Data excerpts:
□ □ □ □ □ □ □

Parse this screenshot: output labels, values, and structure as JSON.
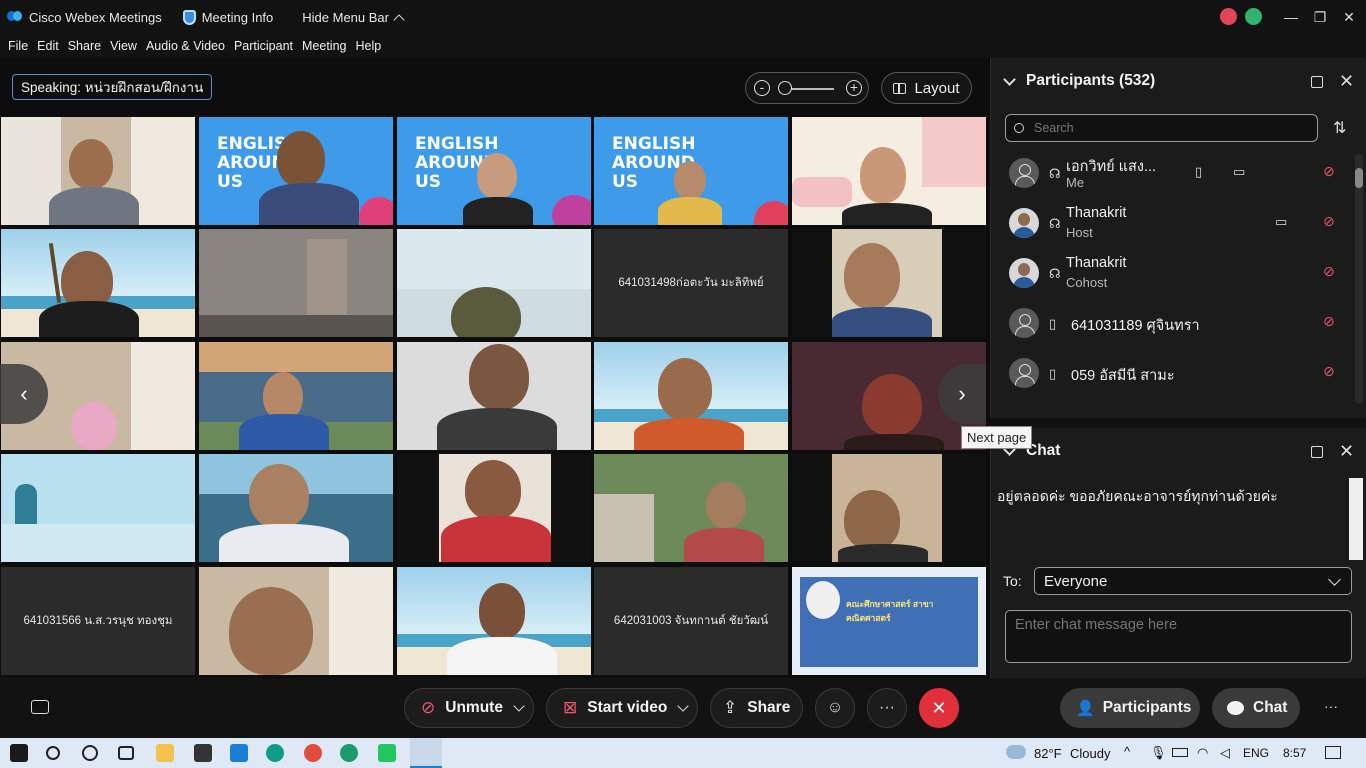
{
  "titlebar": {
    "app": "Cisco Webex Meetings",
    "meeting_info": "Meeting Info",
    "hide_menu": "Hide Menu Bar",
    "chevron": "^",
    "minimize": "—",
    "restore": "❐",
    "close": "✕"
  },
  "menubar": [
    "File",
    "Edit",
    "Share",
    "View",
    "Audio & Video",
    "Participant",
    "Meeting",
    "Help"
  ],
  "stage": {
    "speaking": "Speaking: หน่วยฝึกสอน/ฝึกงาน",
    "layout_label": "Layout",
    "next_tooltip": "Next page",
    "english_text": "ENGLISH AROUND US",
    "tiles": {
      "r2c4": "641031498ก่อตะวัน มะลิทิพย์",
      "r5c1": "641031566 น.ส.วรนุช ทองชุม",
      "r5c4": "642031003 จันทกานต์ ชัยวัฒน์",
      "r5c5": "คณะศึกษาศาสตร์ สาขาคณิตศาสตร์"
    }
  },
  "participants_panel": {
    "title": "Participants (532)",
    "search_placeholder": "Search",
    "rows": [
      {
        "name": "เอกวิทย์ แสง...",
        "role": "Me"
      },
      {
        "name": "Thanakrit",
        "role": "Host"
      },
      {
        "name": "Thanakrit",
        "role": "Cohost"
      },
      {
        "name": "641031189 ศุจินทรา",
        "role": ""
      },
      {
        "name": "059 อัสมีนี สามะ",
        "role": ""
      }
    ]
  },
  "chat_panel": {
    "title": "Chat",
    "message": "อยู่ตลอดค่ะ ขออภัยคณะอาจารย์ทุกท่านด้วยค่ะ",
    "to_label": "To:",
    "to_value": "Everyone",
    "input_placeholder": "Enter chat message here"
  },
  "controls": {
    "unmute": "Unmute",
    "start_video": "Start video",
    "share": "Share",
    "more": "···",
    "participants": "Participants",
    "chat": "Chat"
  },
  "taskbar": {
    "weather_temp": "82°F",
    "weather_desc": "Cloudy",
    "lang": "ENG",
    "time": "8:57"
  }
}
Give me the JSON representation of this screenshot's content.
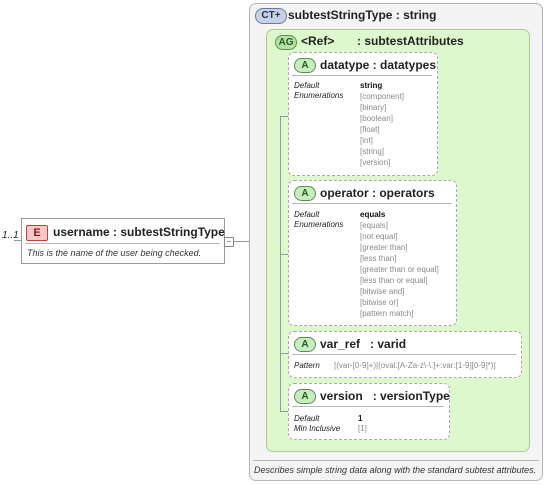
{
  "element": {
    "multiplicity": "1..1",
    "badge": "E",
    "title": "username : subtestStringType",
    "description": "This is the name of the user being checked."
  },
  "complex_type": {
    "badge": "CT",
    "title": "subtestStringType : string",
    "description": "Describes simple string data along with the standard subtest attributes."
  },
  "attribute_group": {
    "badge": "AG",
    "ref": "<Ref>",
    "title": ": subtestAttributes"
  },
  "attributes": [
    {
      "badge": "A",
      "title": "datatype : datatypes",
      "default_label": "Default",
      "default_value": "string",
      "enum_label": "Enumerations",
      "enumerations": [
        "[component]",
        "[binary]",
        "[boolean]",
        "[float]",
        "[int]",
        "[string]",
        "[version]"
      ]
    },
    {
      "badge": "A",
      "title": "operator : operators",
      "default_label": "Default",
      "default_value": "equals",
      "enum_label": "Enumerations",
      "enumerations": [
        "[equals]",
        "[not equal]",
        "[greater than]",
        "[less than]",
        "[greater than or equal]",
        "[less than or equal]",
        "[bitwise and]",
        "[bitwise or]",
        "[pattern match]"
      ]
    },
    {
      "badge": "A",
      "title": "var_ref   : varid",
      "pattern_label": "Pattern",
      "pattern_value": "[(var-[0-9]+)|(oval:[A-Za-z\\-\\.]+:var:[1-9][0-9]*)]"
    },
    {
      "badge": "A",
      "title": "version   : versionType",
      "default_label": "Default",
      "default_value": "1",
      "min_label": "Min Inclusive",
      "min_value": "[1]"
    }
  ],
  "colors": {
    "element_badge": "#f6c9c9",
    "complex_type_bg": "#f4f4f4",
    "attribute_group_bg": "#dcf8cc",
    "attribute_badge": "#c6ecc0"
  }
}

□ □ □ □ □ □ □

▸ Exercise prompt: Read through the entries and copy each line in which "role" appears.

▸ Complete response:
        "role": "Me"
        "role": "Host"
        "role": "Cohost"
        "role": ""
        "role": ""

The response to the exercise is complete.